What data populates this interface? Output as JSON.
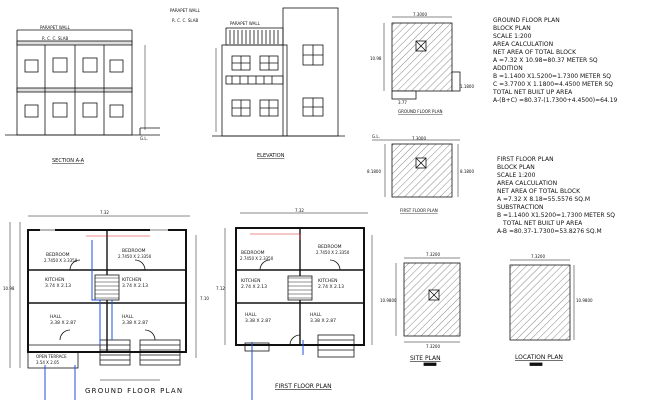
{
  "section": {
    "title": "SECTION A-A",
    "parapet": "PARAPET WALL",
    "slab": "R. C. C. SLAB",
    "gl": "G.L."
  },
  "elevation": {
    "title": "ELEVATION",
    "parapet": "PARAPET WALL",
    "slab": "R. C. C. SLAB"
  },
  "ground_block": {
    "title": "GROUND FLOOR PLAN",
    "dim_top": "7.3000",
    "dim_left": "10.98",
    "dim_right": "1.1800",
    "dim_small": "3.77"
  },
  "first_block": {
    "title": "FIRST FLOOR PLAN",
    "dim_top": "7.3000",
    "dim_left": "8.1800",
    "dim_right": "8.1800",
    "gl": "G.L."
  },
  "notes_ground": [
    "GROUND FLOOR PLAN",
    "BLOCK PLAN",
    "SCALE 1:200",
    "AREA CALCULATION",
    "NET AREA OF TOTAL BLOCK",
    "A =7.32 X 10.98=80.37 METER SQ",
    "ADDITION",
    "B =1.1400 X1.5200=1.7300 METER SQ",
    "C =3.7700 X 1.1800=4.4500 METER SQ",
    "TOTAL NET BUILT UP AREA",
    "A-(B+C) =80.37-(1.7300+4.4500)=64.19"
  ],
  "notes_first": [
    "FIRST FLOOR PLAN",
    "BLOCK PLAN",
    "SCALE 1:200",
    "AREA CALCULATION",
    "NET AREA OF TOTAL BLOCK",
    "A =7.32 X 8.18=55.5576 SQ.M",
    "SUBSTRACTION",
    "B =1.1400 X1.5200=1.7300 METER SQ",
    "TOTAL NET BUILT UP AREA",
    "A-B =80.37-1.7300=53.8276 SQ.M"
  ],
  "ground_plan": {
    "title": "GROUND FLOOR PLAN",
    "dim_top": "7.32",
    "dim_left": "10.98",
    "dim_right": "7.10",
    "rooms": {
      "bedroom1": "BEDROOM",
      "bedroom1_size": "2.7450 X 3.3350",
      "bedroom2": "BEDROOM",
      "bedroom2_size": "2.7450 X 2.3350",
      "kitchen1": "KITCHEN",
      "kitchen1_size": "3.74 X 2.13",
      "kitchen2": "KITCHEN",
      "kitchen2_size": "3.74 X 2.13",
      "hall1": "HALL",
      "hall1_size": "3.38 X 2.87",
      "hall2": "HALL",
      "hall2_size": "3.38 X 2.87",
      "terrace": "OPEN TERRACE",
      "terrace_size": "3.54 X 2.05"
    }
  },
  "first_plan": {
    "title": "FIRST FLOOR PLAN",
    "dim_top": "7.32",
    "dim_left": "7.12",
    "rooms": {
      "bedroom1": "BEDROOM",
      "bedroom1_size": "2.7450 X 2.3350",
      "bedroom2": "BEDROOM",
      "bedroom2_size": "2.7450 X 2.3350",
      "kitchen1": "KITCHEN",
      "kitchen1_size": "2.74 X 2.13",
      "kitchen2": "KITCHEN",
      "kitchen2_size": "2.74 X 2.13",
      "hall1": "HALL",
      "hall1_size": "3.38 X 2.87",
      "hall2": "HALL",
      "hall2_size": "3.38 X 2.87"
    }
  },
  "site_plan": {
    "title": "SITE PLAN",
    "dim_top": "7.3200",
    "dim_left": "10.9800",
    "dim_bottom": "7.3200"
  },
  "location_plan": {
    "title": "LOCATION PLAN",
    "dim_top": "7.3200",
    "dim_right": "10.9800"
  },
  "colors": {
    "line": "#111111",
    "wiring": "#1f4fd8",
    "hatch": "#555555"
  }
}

==========

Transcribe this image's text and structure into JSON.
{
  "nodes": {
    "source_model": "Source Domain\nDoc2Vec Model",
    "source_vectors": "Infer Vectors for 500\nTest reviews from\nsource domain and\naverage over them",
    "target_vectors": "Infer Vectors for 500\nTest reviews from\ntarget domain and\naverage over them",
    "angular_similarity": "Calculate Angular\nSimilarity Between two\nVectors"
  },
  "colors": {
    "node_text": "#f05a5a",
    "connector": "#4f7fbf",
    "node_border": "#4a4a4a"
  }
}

==========

▸ Aim of the task
Give only the number of lines in the material above that include the word "over".

▸ Correct answer
2